EXERCISE TASK — Please rename "panel" to "callout" in the items between the lines holding "power plant building: [32, 272, 163, 359]" and "text: step-down transformers: businesses.: [256, 487, 297, 497]", inclusive, and give only those lines back with nothing else altered.

Region boundary data
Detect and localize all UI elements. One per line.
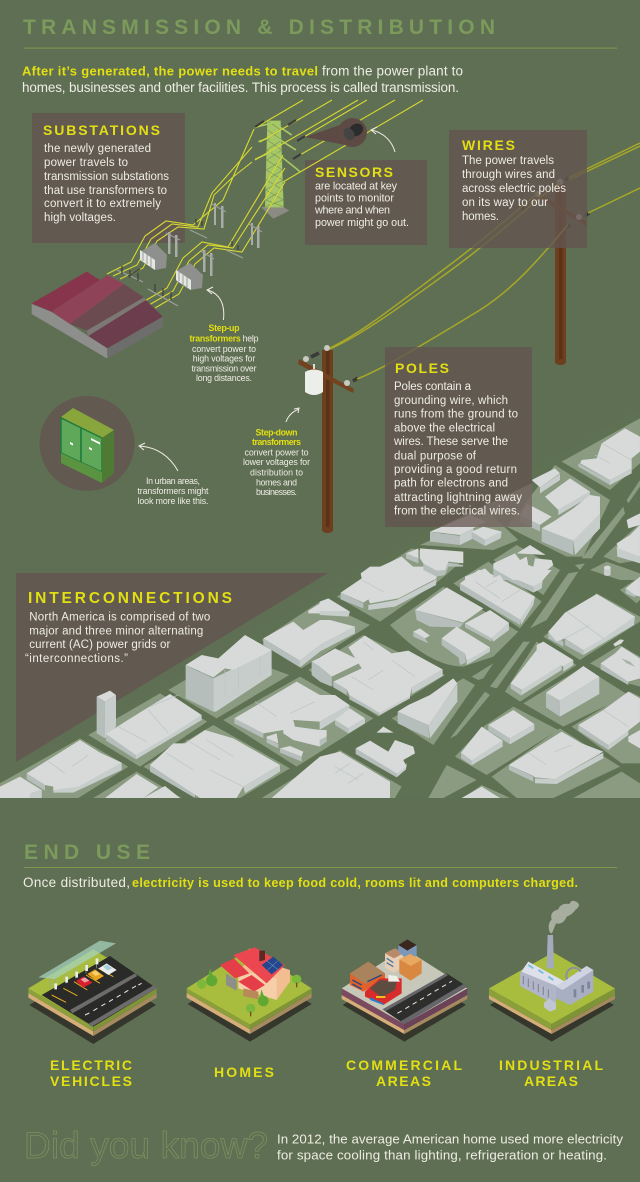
power plant building: [32, 272, 163, 359]
panel: substations: power travels to: [44, 157, 128, 169]
wires between poles: [330, 143, 640, 379]
arrow: step-down: [286, 408, 299, 422]
city blocks: east: [337, 545, 640, 798]
panel: substations: high voltages.: [44, 212, 116, 224]
intro text: [22, 64, 463, 95]
panel: interconnections: INTERCONNECTIONS: [28, 590, 232, 607]
label: electric vehicles: ELECTRIC: [50, 1057, 132, 1073]
text: step-down transformers: transformers: [252, 437, 301, 447]
label: industrial areas: [499, 1057, 603, 1089]
panel: poles: above the electrical: [394, 423, 495, 435]
text: urban transformers: look more like this.: [138, 496, 208, 506]
text: step-down transformers: businesses.: [256, 487, 297, 497]
panel: wires: on its way to our: [462, 197, 548, 209]
panel: poles: attracting lightning away: [394, 492, 522, 504]
icon: urban transformer cabinet: [40, 396, 134, 491]
label: commercial areas: AREAS: [376, 1073, 431, 1089]
icon: electric vehicles tile: [28, 941, 157, 1044]
power lines from substation to tower: [107, 100, 423, 308]
panel: substations: transmission substations: [44, 171, 169, 183]
text: step-up transformers: convert power to: [192, 344, 256, 354]
panel: sensors: where and when: [314, 205, 390, 217]
panel: poles: providing a good return: [394, 464, 517, 476]
city blocks: north: [420, 418, 640, 580]
city buildings: north: [380, 428, 640, 580]
did you know fact: [277, 1132, 623, 1162]
text: step-up transformers: transmission over: [192, 364, 257, 374]
intro text: homes, businesses and other facilities. This process is called transmission.: [22, 80, 459, 95]
end use intro: Once distributed,: [23, 875, 130, 890]
label: homes: HOMES: [214, 1064, 274, 1080]
panel: poles: wires. These serve the: [393, 436, 508, 448]
text: step-up transformers: [190, 323, 259, 383]
panel: interconnections: “interconnections.”: [25, 653, 128, 665]
text: step-down transformers: convert power to: [244, 448, 309, 458]
icon: commercial areas tile: [342, 939, 467, 1042]
panel: interconnections: current (AC) power grids or: [29, 639, 170, 651]
text: step-down transformers: lower voltages for: [243, 457, 310, 467]
panel: substations: that use transformers to: [44, 185, 167, 197]
label: industrial areas: INDUSTRIAL: [499, 1057, 603, 1073]
text: step-up transformers: transformers help: [190, 334, 259, 344]
icon: homes tile: [187, 947, 312, 1042]
icon: industrial areas tile: [489, 901, 615, 1042]
city buildings: west: [0, 603, 320, 798]
panel: interconnections: [16, 573, 328, 762]
panel: poles: dual purpose of: [394, 450, 477, 462]
panel: wires: [449, 130, 587, 248]
pole: left with step-down transformer: [298, 345, 358, 533]
icon: sensor callout: [305, 118, 367, 147]
panel: substations: convert it to extremely: [44, 198, 161, 210]
arrow: sensors: [371, 127, 395, 152]
text: step-down transformers: [243, 428, 310, 497]
text: step-up transformers: long distances.: [196, 373, 252, 383]
panel: wires: WIRES: [462, 137, 515, 153]
panel: sensors: points to monitor: [315, 193, 394, 205]
text: step-down transformers: Step-down: [256, 428, 298, 438]
panel: interconnections: major and three minor alternating: [29, 626, 203, 638]
text: step-up transformers: Step-up: [208, 323, 240, 333]
city buildings: east: [320, 567, 640, 798]
substation gantries: [117, 203, 262, 306]
arrow: step-up: [207, 287, 224, 320]
panel: sensors: SENSORS: [315, 164, 393, 180]
label: electric vehicles: VEHICLES: [50, 1073, 132, 1089]
panel: sensors: are located at key: [315, 180, 398, 192]
panel: wires: across electric poles: [462, 183, 566, 195]
panel: substations: the newly generated: [44, 143, 151, 155]
label: commercial areas: [346, 1057, 462, 1089]
panel: interconnections: North America is comprised of two: [29, 612, 210, 624]
text: step-down transformers: distribution to: [250, 468, 303, 478]
panel: substations: [32, 113, 185, 243]
did you know fact: In 2012, the average American home used more electricity: [277, 1132, 623, 1146]
city blocks: west: [0, 602, 445, 798]
heading: end use: END USE: [24, 841, 150, 864]
label: industrial areas: AREAS: [524, 1073, 578, 1089]
panel: sensors: [305, 160, 427, 245]
pole: right: [521, 177, 589, 365]
panel: sensors: power might go out.: [315, 217, 409, 229]
panel: poles: POLES: [395, 360, 449, 376]
text: urban transformers: [138, 476, 209, 506]
text: step-down transformers: homes and: [256, 478, 297, 488]
did you know heading: Did you know?: [24, 1125, 268, 1166]
step-up transformers: [140, 243, 203, 290]
panel: poles: path for electrons and: [394, 478, 508, 490]
panel: poles: [385, 347, 532, 527]
transmission tower: [255, 121, 300, 219]
panel: poles: grounding wire, which: [394, 395, 508, 407]
intro text: After it’s generated, the power needs to travel: [22, 64, 318, 78]
panel: wires: through wires and: [462, 169, 555, 181]
did you know fact: for space cooling than lighting, refrigeration or heating.: [277, 1148, 607, 1162]
panel: wires: The power travels: [462, 155, 554, 167]
text: urban transformers: In urban areas,: [146, 476, 200, 486]
end use intro: electricity is used to keep food cold, rooms lit and computers charged.: [132, 876, 578, 890]
arrow: urban transformer: [139, 443, 178, 471]
panel: poles: from the electrical wires.: [394, 505, 520, 517]
city map: [0, 418, 640, 798]
panel: poles: Poles contain a: [394, 381, 472, 393]
panel: poles: runs from the ground to: [394, 408, 518, 420]
label: commercial areas: COMMERCIAL: [346, 1057, 462, 1073]
panel: substations: SUBSTATIONS: [43, 122, 160, 138]
label: electric vehicles: [50, 1057, 132, 1089]
panel: wires: homes.: [462, 211, 499, 223]
text: step-up transformers: high voltages for: [193, 354, 255, 364]
text: urban transformers: transformers might: [138, 486, 209, 496]
intro text: from the power plant to: [322, 64, 463, 78]
city ground: [0, 408, 640, 798]
title: TRANSMISSION & DISTRIBUTION: [23, 16, 495, 39]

ANSWER FOR THE TASK —
power plant building: [32, 272, 163, 359]
callout: substations: power travels to: [44, 157, 128, 169]
wires between poles: [330, 143, 640, 379]
arrow: step-down: [286, 408, 299, 422]
city blocks: east: [337, 545, 640, 798]
callout: substations: high voltages.: [44, 212, 116, 224]
intro text: [22, 64, 463, 95]
callout: interconnections: INTERCONNECTIONS: [28, 590, 232, 607]
label: electric vehicles: ELECTRIC: [50, 1057, 132, 1073]
text: step-down transformers: transformers: [252, 437, 301, 447]
label: industrial areas: [499, 1057, 603, 1089]
callout: poles: above the electrical: [394, 423, 495, 435]
text: urban transformers: look more like this.: [138, 496, 208, 506]
text: step-down transformers: businesses.: [256, 487, 297, 497]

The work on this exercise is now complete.